_STATED GOAL A_
Copy the passage of the notes on the Spectre paper from "The only difference" to "of various mitigations.".

_PROVIDED TEXT_
§
Spectre is here to stay: An analysis of side-channels and speculative execution by Ross Mcilroy, Jaroslav Sevcik, Tobias Tebbi, Ben L. Titzer, Toon Verwaest (2019) (read in 2019)

Published by marco on

Disclaimer: these are notes I took while reading this book. They include citations I found interesting or enlightening or particularly well-written. In some cases, I’ve pointed out which of these applies to which citation; in others, I have not. Any benefit you gain from reading these notes is purely incidental to the purpose they serve in reminding me of what I once read. Please see Wikipedia for a summary if I’ve failed to provide one sufficient for your purposes. If my notes serve to trigger an interest in this book, then I’m happy for you.

This paper (arXiv) focuses only on intra-process attacks, advocating for mitigation via separation into multiple processes, using hardware-level protection that provides a stronger guarantee.

“This paper explores speculative side-channel attacks and their implications for programming languages. These attacks leak information through micro-architectural side-channels which we show are not mere bugs, but in fact lie at the foundation of optimization.”

This paper proves unequivocally that software mitigation of intra-process, side-channel attacks are futile. An attack is always possible, with a combination of scaling for any-resolution timers and patience. “As we have seen, access to a timer, no matter the resolution, leaks µ-architectural information.” Type-checks in any languages may partially mitigate, but this paper proves that they cannot full mitigate and are, therefore, largely useless for data-security.

The only difference is the bit-rate of extracted information, not whether information can be extracted. They not only proved this with theorems, they implemented many of the attacks to provide accurate estimates of the expected extraction bit-rates in the presence of various mitigations.

There is one particularly virulent variant (#4) that has literally no mitigation.

“Mitigating type confusion for stack slots alone would have required a complete redesign of the backend of the optimizing compiler, perhaps man years of work, without a guarantee of completeness.”

As anyone who’s been following this problem suspected (or pretty much already knew), the world traded of security for performance long ago. Though chip manufacturers and operating-system designers paid lip service to security, performance improvements were paramount.
§
_DATASET ENTRIES_
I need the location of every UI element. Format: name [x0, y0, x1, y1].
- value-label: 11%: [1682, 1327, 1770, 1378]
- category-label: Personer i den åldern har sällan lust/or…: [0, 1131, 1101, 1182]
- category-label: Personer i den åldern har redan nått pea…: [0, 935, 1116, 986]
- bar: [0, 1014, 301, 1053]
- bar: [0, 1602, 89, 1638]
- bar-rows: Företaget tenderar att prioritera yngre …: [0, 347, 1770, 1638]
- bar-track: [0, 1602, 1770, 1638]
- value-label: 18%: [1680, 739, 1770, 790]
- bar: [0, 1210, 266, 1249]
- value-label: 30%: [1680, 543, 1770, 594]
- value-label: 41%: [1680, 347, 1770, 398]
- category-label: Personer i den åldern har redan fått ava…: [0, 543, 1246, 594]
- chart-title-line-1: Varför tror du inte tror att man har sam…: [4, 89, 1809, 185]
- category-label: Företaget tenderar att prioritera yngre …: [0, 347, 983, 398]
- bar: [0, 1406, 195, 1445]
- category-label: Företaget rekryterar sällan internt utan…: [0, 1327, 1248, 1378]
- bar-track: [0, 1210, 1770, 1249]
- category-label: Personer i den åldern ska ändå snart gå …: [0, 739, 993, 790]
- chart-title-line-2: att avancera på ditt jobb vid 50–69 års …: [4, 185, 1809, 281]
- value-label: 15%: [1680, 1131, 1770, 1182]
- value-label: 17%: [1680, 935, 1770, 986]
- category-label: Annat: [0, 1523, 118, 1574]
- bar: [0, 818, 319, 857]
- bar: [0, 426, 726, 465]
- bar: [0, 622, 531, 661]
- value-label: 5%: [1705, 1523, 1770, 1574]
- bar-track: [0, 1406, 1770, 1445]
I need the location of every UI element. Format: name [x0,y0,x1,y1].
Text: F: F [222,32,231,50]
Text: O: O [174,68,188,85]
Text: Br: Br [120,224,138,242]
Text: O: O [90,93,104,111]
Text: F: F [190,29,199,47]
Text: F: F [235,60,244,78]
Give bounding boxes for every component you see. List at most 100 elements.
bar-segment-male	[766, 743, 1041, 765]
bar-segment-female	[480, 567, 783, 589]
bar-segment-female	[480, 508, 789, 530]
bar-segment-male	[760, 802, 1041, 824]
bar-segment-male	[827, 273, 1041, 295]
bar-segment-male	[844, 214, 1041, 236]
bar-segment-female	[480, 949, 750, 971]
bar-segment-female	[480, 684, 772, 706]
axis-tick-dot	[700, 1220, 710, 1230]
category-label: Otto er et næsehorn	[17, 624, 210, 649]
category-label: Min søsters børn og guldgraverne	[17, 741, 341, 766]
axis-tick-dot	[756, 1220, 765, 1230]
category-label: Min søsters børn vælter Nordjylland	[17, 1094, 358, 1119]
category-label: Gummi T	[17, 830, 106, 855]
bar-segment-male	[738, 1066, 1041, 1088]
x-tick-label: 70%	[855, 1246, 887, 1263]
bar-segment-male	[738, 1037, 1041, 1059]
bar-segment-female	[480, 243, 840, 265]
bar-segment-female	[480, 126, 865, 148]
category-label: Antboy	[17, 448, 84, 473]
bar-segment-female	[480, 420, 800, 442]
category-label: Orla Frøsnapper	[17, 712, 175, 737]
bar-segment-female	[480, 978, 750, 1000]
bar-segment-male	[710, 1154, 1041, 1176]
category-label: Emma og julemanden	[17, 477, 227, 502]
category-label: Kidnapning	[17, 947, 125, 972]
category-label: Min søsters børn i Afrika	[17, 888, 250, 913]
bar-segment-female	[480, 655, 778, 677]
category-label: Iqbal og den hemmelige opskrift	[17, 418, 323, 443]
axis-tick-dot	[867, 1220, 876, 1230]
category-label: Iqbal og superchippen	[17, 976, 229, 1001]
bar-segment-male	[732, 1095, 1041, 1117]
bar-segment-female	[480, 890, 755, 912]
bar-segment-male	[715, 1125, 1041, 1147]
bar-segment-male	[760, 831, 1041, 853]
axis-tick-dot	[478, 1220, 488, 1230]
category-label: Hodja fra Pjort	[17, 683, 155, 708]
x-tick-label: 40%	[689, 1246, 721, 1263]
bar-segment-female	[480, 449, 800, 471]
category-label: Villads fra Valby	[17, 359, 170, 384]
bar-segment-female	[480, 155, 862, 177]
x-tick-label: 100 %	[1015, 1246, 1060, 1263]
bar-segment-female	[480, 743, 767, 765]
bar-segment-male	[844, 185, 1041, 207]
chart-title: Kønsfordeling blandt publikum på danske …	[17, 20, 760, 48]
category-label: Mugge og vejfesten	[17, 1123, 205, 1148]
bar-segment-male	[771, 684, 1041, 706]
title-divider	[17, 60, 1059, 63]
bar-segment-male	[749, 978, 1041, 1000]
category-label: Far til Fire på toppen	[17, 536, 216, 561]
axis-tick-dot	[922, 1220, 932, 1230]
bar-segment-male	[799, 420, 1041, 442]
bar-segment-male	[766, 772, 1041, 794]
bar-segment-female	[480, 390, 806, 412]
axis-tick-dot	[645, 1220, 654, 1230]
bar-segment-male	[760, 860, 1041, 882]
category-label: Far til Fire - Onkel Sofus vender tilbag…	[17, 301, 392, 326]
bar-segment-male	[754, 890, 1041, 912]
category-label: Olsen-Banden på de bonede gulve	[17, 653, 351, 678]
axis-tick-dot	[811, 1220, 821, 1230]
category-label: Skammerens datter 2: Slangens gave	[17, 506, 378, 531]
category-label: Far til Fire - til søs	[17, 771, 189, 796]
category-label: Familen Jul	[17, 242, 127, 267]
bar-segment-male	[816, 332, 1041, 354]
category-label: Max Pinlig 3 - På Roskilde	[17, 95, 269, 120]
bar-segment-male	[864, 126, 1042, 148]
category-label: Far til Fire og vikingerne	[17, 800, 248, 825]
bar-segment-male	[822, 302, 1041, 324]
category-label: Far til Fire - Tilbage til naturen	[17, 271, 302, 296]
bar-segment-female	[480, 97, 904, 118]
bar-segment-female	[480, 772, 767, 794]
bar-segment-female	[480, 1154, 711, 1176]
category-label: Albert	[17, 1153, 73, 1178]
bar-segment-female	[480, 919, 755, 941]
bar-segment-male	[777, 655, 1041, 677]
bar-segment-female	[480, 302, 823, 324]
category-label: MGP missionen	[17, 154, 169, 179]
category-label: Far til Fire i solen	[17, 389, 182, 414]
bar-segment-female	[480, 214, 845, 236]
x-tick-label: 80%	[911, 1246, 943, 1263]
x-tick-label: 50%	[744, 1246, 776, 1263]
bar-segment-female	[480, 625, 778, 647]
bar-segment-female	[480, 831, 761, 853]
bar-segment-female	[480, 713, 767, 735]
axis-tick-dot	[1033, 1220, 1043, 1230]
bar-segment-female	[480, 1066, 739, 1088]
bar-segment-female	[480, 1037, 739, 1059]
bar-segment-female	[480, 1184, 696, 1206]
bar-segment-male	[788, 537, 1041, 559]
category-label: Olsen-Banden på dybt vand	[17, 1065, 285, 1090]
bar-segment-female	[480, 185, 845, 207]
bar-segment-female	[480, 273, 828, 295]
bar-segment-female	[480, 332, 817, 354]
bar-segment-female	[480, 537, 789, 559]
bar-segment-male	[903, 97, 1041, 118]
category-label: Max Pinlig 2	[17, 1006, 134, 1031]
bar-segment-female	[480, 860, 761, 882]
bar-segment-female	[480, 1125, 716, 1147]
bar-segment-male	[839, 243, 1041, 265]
§
_STATED GOAL B_
Rewrite the listing from its first line to the line with "Text: F: F [222,32,231,50]", putting "position" in place of "location" and leaving everything else unchanged. Return only those lines.

_WRITTEN REPLY A_
The only difference is the bit-rate of extracted information, not whether information can be extracted. They not only proved this with theorems, they implemented many of the attacks to provide accurate estimates of the expected extraction bit-rates in the presence of various mitigations.

_WRITTEN REPLY B_
I need the position of every UI element. Format: name [x0, y0, x1, y1].
- value-label: 11%: [1682, 1327, 1770, 1378]
- category-label: Personer i den åldern har sällan lust/or…: [0, 1131, 1101, 1182]
- category-label: Personer i den åldern har redan nått pea…: [0, 935, 1116, 986]
- bar: [0, 1014, 301, 1053]
- bar: [0, 1602, 89, 1638]
- bar-rows: Företaget tenderar att prioritera yngre …: [0, 347, 1770, 1638]
- bar-track: [0, 1602, 1770, 1638]
- value-label: 18%: [1680, 739, 1770, 790]
- bar: [0, 1210, 266, 1249]
- value-label: 30%: [1680, 543, 1770, 594]
- value-label: 41%: [1680, 347, 1770, 398]
- category-label: Personer i den åldern har redan fått ava…: [0, 543, 1246, 594]
- chart-title-line-1: Varför tror du inte tror att man har sam…: [4, 89, 1809, 185]
- category-label: Företaget tenderar att prioritera yngre …: [0, 347, 983, 398]
- bar: [0, 1406, 195, 1445]
- category-label: Företaget rekryterar sällan internt utan…: [0, 1327, 1248, 1378]
- bar-track: [0, 1210, 1770, 1249]
- category-label: Personer i den åldern ska ändå snart gå …: [0, 739, 993, 790]
- chart-title-line-2: att avancera på ditt jobb vid 50–69 års …: [4, 185, 1809, 281]
- value-label: 15%: [1680, 1131, 1770, 1182]
- value-label: 17%: [1680, 935, 1770, 986]
- category-label: Annat: [0, 1523, 118, 1574]
- bar: [0, 818, 319, 857]
- bar: [0, 426, 726, 465]
- bar: [0, 622, 531, 661]
- value-label: 5%: [1705, 1523, 1770, 1574]
- bar-track: [0, 1406, 1770, 1445]
I need the position of every UI element. Format: name [x0,y0,x1,y1].
Text: F: F [222,32,231,50]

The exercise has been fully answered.